**GIVEN RECORDS**.

┄┄┄┄┄┄

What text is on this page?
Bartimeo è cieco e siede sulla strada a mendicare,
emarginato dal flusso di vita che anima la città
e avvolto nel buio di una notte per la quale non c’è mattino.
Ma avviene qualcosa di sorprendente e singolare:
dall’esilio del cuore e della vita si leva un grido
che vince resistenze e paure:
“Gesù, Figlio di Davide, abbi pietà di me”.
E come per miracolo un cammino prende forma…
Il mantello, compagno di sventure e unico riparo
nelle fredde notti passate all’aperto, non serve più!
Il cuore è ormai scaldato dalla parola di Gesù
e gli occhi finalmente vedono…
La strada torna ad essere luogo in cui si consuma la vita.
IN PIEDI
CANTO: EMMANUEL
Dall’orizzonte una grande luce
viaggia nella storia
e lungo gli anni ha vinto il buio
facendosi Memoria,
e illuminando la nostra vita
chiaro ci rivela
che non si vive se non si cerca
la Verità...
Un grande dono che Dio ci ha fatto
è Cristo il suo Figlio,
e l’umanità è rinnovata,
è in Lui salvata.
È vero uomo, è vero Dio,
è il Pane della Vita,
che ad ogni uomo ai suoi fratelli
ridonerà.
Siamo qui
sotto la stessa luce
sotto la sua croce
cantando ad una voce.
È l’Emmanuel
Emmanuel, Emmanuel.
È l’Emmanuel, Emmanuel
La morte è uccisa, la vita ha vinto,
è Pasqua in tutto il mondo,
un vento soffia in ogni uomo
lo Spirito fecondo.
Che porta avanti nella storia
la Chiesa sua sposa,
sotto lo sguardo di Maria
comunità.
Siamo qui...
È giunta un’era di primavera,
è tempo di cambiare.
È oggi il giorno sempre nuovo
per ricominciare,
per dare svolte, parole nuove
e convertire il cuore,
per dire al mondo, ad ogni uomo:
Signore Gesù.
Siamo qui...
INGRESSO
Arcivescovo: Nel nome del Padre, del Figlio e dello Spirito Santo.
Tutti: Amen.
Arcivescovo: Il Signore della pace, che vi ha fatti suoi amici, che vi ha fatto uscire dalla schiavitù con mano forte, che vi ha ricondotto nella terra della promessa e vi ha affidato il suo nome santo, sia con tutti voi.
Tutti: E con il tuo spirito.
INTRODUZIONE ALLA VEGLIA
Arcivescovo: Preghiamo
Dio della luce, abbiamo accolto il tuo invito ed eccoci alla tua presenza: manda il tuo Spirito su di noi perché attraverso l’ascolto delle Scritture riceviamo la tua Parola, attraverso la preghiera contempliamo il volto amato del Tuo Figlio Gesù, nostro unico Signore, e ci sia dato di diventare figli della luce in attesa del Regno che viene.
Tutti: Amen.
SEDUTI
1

┄┄┄┄┄┄

**PROBLEM REQUIREMENTS**.
Copy each line that holds the word "dalla".

**COMPLETE OUTPUT**.
Il cuore è ormai scaldato dalla parola di Gesù
Arcivescovo: Il Signore della pace, che vi ha fatti suoi amici, che vi ha fatto uscire dalla schiavitù con mano forte, che vi ha ricondotto nella terra della promessa e vi ha affidato il suo nome santo, sia con tutti voi.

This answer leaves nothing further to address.